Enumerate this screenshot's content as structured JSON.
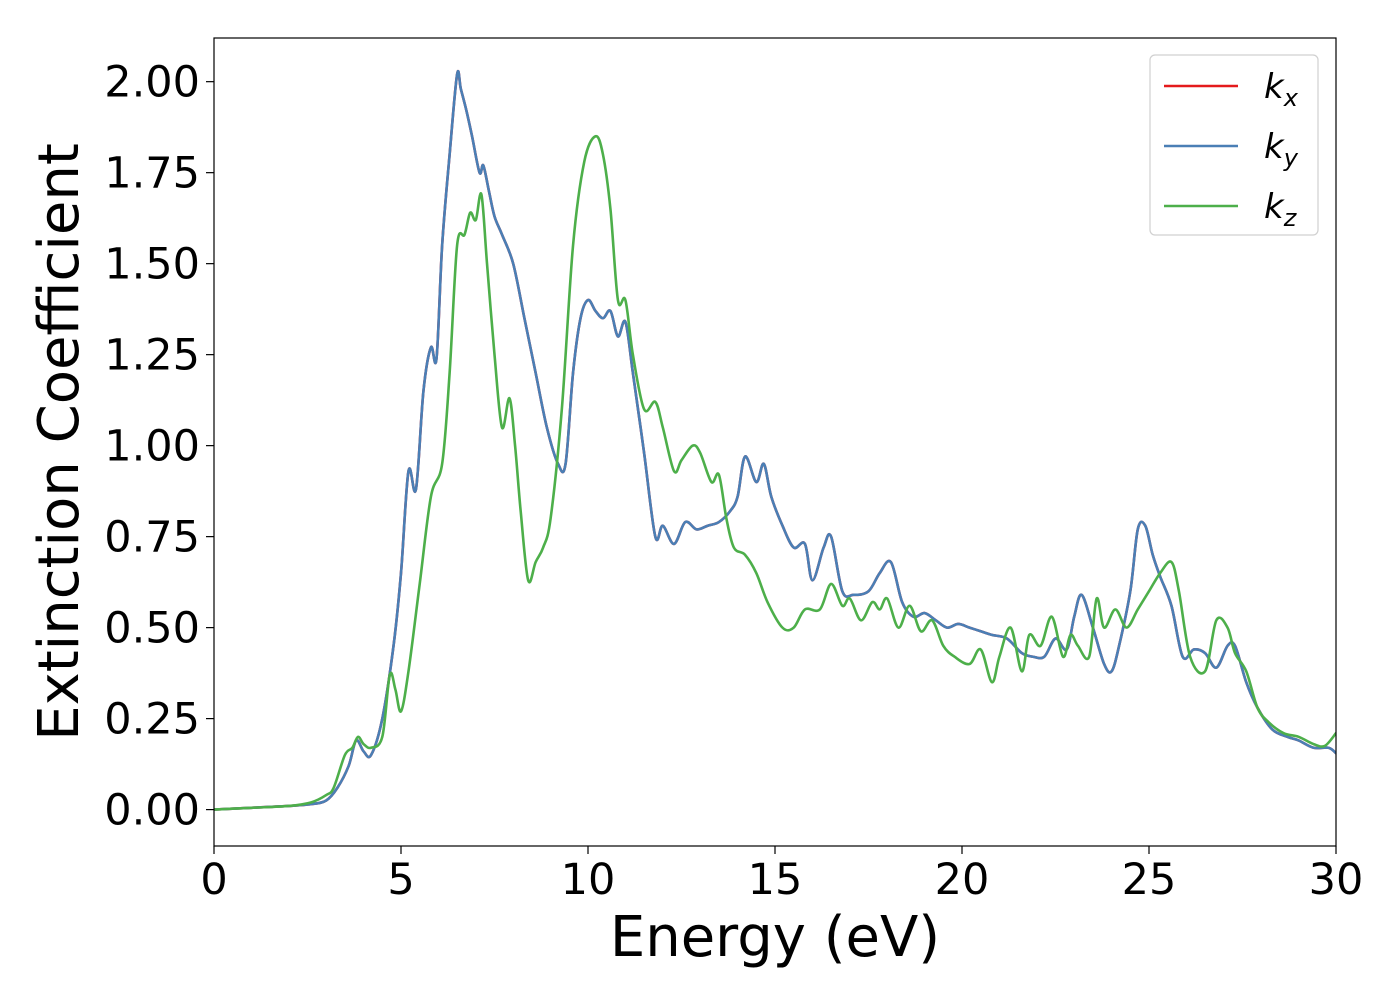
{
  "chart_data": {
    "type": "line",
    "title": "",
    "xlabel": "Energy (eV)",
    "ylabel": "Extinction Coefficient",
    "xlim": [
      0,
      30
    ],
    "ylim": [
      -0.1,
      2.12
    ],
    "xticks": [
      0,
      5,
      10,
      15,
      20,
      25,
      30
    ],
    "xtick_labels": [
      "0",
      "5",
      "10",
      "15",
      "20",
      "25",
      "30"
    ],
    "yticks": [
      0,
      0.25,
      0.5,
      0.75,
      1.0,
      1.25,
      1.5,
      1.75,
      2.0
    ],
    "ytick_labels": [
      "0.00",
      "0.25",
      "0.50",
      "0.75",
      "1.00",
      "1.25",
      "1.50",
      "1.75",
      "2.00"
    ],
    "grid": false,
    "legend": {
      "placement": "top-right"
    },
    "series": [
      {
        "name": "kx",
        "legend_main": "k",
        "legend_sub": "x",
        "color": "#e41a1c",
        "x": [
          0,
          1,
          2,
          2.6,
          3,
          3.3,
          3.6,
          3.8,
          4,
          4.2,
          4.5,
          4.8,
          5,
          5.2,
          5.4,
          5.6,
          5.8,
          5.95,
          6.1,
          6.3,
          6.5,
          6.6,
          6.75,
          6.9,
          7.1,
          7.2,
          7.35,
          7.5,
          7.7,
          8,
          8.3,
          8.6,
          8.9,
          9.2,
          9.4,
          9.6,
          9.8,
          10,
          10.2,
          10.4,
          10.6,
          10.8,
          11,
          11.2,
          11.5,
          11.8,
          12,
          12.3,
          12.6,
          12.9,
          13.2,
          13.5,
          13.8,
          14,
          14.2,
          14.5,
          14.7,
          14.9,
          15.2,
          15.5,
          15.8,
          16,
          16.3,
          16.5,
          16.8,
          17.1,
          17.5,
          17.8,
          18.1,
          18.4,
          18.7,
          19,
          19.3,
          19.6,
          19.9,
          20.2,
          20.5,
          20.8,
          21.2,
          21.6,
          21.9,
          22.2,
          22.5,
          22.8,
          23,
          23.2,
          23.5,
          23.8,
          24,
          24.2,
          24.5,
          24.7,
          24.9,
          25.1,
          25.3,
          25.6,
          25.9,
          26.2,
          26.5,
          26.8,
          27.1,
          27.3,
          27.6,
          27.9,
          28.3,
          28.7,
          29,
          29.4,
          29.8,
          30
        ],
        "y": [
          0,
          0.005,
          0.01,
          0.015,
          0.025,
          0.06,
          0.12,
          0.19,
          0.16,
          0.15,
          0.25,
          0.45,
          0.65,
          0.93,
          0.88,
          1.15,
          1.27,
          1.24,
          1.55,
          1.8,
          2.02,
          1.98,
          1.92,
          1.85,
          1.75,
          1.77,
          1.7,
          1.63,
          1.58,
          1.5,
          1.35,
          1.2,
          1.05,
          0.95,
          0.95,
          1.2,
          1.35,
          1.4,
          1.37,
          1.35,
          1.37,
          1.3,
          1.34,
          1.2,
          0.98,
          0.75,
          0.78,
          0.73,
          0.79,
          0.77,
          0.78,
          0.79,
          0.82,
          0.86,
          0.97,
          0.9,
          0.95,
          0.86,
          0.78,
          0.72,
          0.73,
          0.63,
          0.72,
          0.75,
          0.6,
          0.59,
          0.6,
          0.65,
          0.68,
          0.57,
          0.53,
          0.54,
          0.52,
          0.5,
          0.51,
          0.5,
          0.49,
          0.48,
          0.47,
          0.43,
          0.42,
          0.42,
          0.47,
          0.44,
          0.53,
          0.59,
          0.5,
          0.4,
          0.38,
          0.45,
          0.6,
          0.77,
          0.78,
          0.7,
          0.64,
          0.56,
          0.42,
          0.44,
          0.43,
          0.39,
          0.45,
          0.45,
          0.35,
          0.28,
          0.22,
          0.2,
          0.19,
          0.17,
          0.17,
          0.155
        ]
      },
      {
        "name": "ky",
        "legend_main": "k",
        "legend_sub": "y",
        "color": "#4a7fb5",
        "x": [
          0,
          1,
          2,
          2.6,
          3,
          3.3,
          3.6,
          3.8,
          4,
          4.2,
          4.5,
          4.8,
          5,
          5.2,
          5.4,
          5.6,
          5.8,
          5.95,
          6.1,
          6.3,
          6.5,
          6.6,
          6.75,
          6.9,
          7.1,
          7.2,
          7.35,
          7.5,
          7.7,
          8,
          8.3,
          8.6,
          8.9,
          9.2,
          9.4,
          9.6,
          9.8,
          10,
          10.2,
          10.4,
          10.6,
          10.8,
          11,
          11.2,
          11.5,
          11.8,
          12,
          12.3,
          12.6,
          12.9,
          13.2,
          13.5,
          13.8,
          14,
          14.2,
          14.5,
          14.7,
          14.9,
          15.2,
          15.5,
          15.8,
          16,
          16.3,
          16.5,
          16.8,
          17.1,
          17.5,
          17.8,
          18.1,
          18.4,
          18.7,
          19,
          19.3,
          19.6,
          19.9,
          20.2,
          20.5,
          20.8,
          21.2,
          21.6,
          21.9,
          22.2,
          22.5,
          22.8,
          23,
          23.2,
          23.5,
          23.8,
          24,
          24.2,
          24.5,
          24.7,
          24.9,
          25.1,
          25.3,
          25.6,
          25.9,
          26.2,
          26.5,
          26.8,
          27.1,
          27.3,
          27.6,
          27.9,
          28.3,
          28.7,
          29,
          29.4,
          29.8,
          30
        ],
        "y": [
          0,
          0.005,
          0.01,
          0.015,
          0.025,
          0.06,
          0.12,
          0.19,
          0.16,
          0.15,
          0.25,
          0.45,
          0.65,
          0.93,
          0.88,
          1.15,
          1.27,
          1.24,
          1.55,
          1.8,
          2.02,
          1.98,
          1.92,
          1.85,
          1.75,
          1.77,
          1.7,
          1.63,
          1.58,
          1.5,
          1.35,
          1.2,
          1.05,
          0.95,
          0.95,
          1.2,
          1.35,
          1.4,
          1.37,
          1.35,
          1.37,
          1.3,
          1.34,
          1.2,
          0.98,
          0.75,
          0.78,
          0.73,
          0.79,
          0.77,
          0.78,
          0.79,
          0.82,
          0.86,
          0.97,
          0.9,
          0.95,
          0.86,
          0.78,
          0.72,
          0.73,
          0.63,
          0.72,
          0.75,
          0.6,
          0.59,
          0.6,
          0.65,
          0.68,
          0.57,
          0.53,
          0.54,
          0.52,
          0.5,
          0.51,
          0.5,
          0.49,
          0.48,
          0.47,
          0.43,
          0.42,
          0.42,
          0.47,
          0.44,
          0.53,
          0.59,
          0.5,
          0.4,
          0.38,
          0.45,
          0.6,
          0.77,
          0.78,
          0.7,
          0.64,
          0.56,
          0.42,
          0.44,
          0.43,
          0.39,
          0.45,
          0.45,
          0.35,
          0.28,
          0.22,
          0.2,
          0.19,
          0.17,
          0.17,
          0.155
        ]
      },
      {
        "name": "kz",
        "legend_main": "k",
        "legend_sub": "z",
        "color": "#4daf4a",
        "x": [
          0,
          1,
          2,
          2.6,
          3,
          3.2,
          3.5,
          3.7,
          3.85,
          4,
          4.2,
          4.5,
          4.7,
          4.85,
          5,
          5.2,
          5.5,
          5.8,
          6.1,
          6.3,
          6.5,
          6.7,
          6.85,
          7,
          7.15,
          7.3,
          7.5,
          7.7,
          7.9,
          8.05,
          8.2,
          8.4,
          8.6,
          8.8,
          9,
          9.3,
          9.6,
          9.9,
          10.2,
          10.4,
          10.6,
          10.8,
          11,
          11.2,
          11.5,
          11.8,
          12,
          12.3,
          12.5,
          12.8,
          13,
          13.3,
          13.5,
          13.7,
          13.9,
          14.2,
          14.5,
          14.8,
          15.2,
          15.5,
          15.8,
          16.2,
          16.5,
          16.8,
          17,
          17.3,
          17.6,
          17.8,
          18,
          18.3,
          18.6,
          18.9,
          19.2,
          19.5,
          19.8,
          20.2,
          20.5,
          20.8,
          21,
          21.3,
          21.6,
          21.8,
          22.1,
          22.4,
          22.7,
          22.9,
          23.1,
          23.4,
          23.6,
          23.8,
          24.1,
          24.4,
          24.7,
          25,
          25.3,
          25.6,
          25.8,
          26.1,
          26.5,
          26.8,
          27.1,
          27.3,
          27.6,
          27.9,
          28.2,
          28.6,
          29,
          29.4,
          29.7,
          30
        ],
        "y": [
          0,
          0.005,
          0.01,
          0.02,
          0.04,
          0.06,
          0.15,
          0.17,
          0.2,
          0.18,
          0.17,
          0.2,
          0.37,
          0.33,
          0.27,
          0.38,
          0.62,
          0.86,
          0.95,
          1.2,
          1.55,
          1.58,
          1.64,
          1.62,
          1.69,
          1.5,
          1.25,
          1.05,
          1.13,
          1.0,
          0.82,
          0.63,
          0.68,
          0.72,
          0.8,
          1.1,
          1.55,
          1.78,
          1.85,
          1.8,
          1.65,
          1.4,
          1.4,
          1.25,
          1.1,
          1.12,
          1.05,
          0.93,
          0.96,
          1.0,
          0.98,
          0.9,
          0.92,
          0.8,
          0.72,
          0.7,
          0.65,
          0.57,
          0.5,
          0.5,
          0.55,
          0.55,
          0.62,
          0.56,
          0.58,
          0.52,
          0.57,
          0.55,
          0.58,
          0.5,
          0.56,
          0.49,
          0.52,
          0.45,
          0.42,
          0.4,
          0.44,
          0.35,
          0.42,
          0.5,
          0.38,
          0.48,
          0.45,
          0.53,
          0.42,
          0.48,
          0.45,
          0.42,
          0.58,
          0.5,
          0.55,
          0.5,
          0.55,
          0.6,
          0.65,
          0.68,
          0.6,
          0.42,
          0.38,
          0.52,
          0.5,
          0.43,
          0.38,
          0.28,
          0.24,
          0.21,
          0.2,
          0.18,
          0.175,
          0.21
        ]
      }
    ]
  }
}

+===+

Which lines hold the word "color"? Return all of them from the records above.

        "color": "#e41a1c",
        "color": "#4a7fb5",
        "color": "#4daf4a",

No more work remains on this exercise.